**Exercise prompt:** Copy the data that follows exactly. Include no pictures.

(Data excerpts)
----------------

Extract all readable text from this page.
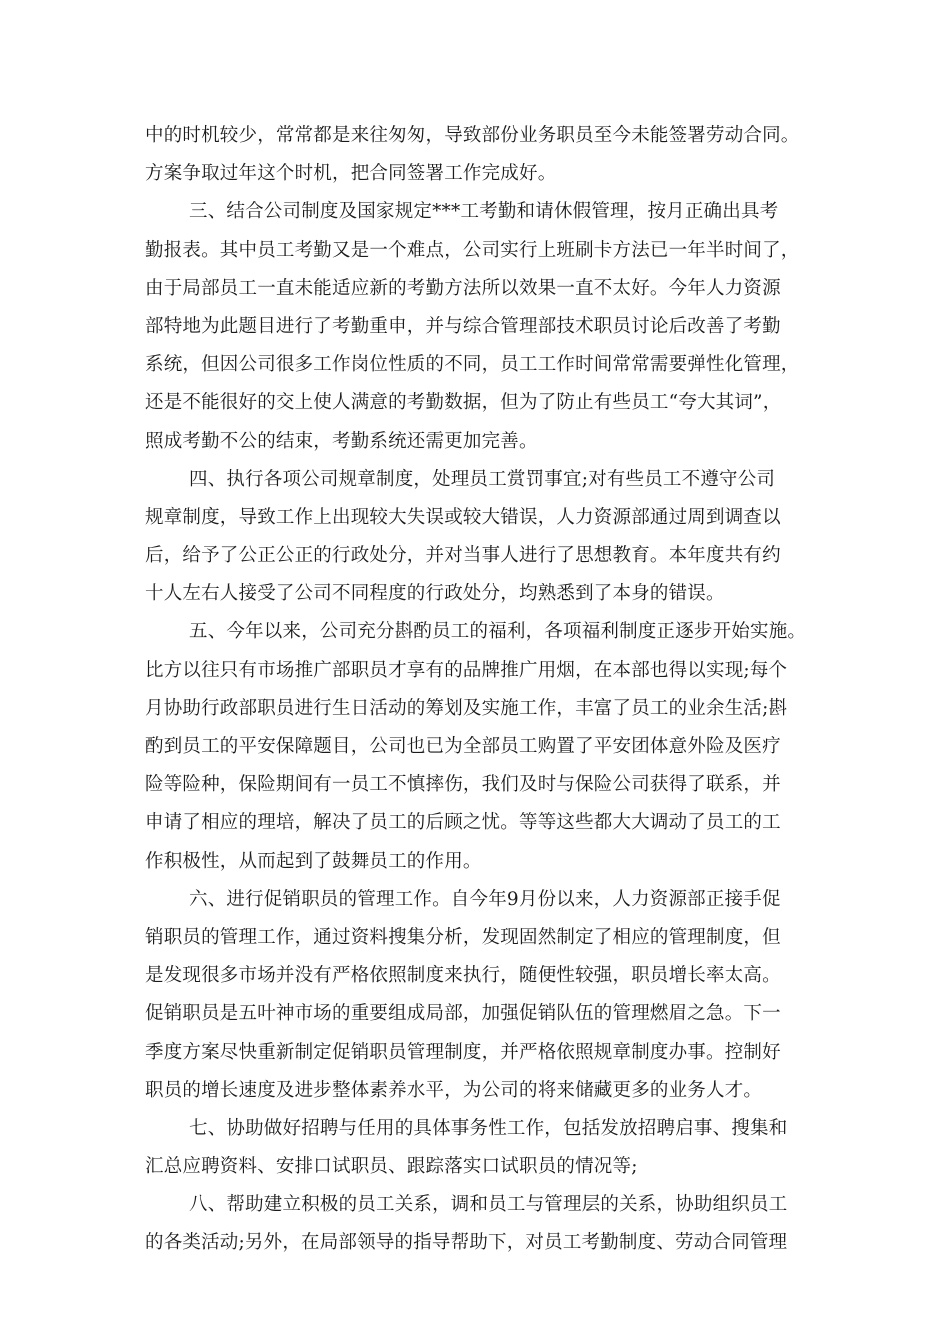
中的时机较少，常常都是来往匆匆，导致部份业务职员至今未能签署劳动合同。
方案争取过年这个时机，把合同签署工作完成好。
三、结合公司制度及国家规定***工考勤和请休假管理，按月正确出具考
勤报表。其中员工考勤又是一个难点，公司实行上班刷卡方法已一年半时间了，
由于局部员工一直未能适应新的考勤方法所以效果一直不太好。今年人力资源
部特地为此题目进行了考勤重申，并与综合管理部技术职员讨论后改善了考勤
系统，但因公司很多工作岗位性质的不同，员工工作时间常常需要弹性化管理，
还是不能很好的交上使人满意的考勤数据，但为了防止有些员工“夸大其词”，
照成考勤不公的结束，考勤系统还需更加完善。
四、执行各项公司规章制度，处理员工赏罚事宜;对有些员工不遵守公司
规章制度，导致工作上出现较大失误或较大错误，人力资源部通过周到调查以
后，给予了公正公正的行政处分，并对当事人进行了思想教育。本年度共有约
十人左右人接受了公司不同程度的行政处分，均熟悉到了本身的错误。
五、今年以来，公司充分斟酌员工的福利，各项福利制度正逐步开始实施。
比方以往只有市场推广部职员才享有的品牌推广用烟，在本部也得以实现;每个
月协助行政部职员进行生日活动的筹划及实施工作，丰富了员工的业余生活;斟
酌到员工的平安保障题目，公司也已为全部员工购置了平安团体意外险及医疗
险等险种，保险期间有一员工不慎摔伤，我们及时与保险公司获得了联系，并
申请了相应的理培，解决了员工的后顾之忧。等等这些都大大调动了员工的工
作积极性，从而起到了鼓舞员工的作用。
六、进行促销职员的管理工作。自今年9月份以来，人力资源部正接手促
销职员的管理工作，通过资料搜集分析，发现固然制定了相应的管理制度，但
是发现很多市场并没有严格依照制度来执行，随便性较强，职员增长率太高。
促销职员是五叶神市场的重要组成局部，加强促销队伍的管理燃眉之急。下一
季度方案尽快重新制定促销职员管理制度，并严格依照规章制度办事。控制好
职员的增长速度及进步整体素养水平，为公司的将来储藏更多的业务人才。
七、协助做好招聘与任用的具体事务性工作，包括发放招聘启事、搜集和
汇总应聘资料、安排口试职员、跟踪落实口试职员的情况等;
八、帮助建立积极的员工关系，调和员工与管理层的关系，协助组织员工
的各类活动;另外，在局部领导的指导帮助下，对员工考勤制度、劳动合同管理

----------------

**Reply to the exercise:**
Extract all readable text from this page.
中的时机较少，常常都是来往匆匆，导致部份业务职员至今未能签署劳动合同。
方案争取过年这个时机，把合同签署工作完成好。
三、结合公司制度及国家规定***工考勤和请休假管理，按月正确出具考
勤报表。其中员工考勤又是一个难点，公司实行上班刷卡方法已一年半时间了，
由于局部员工一直未能适应新的考勤方法所以效果一直不太好。今年人力资源
部特地为此题目进行了考勤重申，并与综合管理部技术职员讨论后改善了考勤
系统，但因公司很多工作岗位性质的不同，员工工作时间常常需要弹性化管理，
还是不能很好的交上使人满意的考勤数据，但为了防止有些员工“夸大其词”，
照成考勤不公的结束，考勤系统还需更加完善。
四、执行各项公司规章制度，处理员工赏罚事宜;对有些员工不遵守公司
规章制度，导致工作上出现较大失误或较大错误，人力资源部通过周到调查以
后，给予了公正公正的行政处分，并对当事人进行了思想教育。本年度共有约
十人左右人接受了公司不同程度的行政处分，均熟悉到了本身的错误。
五、今年以来，公司充分斟酌员工的福利，各项福利制度正逐步开始实施。
比方以往只有市场推广部职员才享有的品牌推广用烟，在本部也得以实现;每个
月协助行政部职员进行生日活动的筹划及实施工作，丰富了员工的业余生活;斟
酌到员工的平安保障题目，公司也已为全部员工购置了平安团体意外险及医疗
险等险种，保险期间有一员工不慎摔伤，我们及时与保险公司获得了联系，并
申请了相应的理培，解决了员工的后顾之忧。等等这些都大大调动了员工的工
作积极性，从而起到了鼓舞员工的作用。
六、进行促销职员的管理工作。自今年9月份以来，人力资源部正接手促
销职员的管理工作，通过资料搜集分析，发现固然制定了相应的管理制度，但
是发现很多市场并没有严格依照制度来执行，随便性较强，职员增长率太高。
促销职员是五叶神市场的重要组成局部，加强促销队伍的管理燃眉之急。下一
季度方案尽快重新制定促销职员管理制度，并严格依照规章制度办事。控制好
职员的增长速度及进步整体素养水平，为公司的将来储藏更多的业务人才。
七、协助做好招聘与任用的具体事务性工作，包括发放招聘启事、搜集和
汇总应聘资料、安排口试职员、跟踪落实口试职员的情况等;
八、帮助建立积极的员工关系，调和员工与管理层的关系，协助组织员工
的各类活动;另外，在局部领导的指导帮助下，对员工考勤制度、劳动合同管理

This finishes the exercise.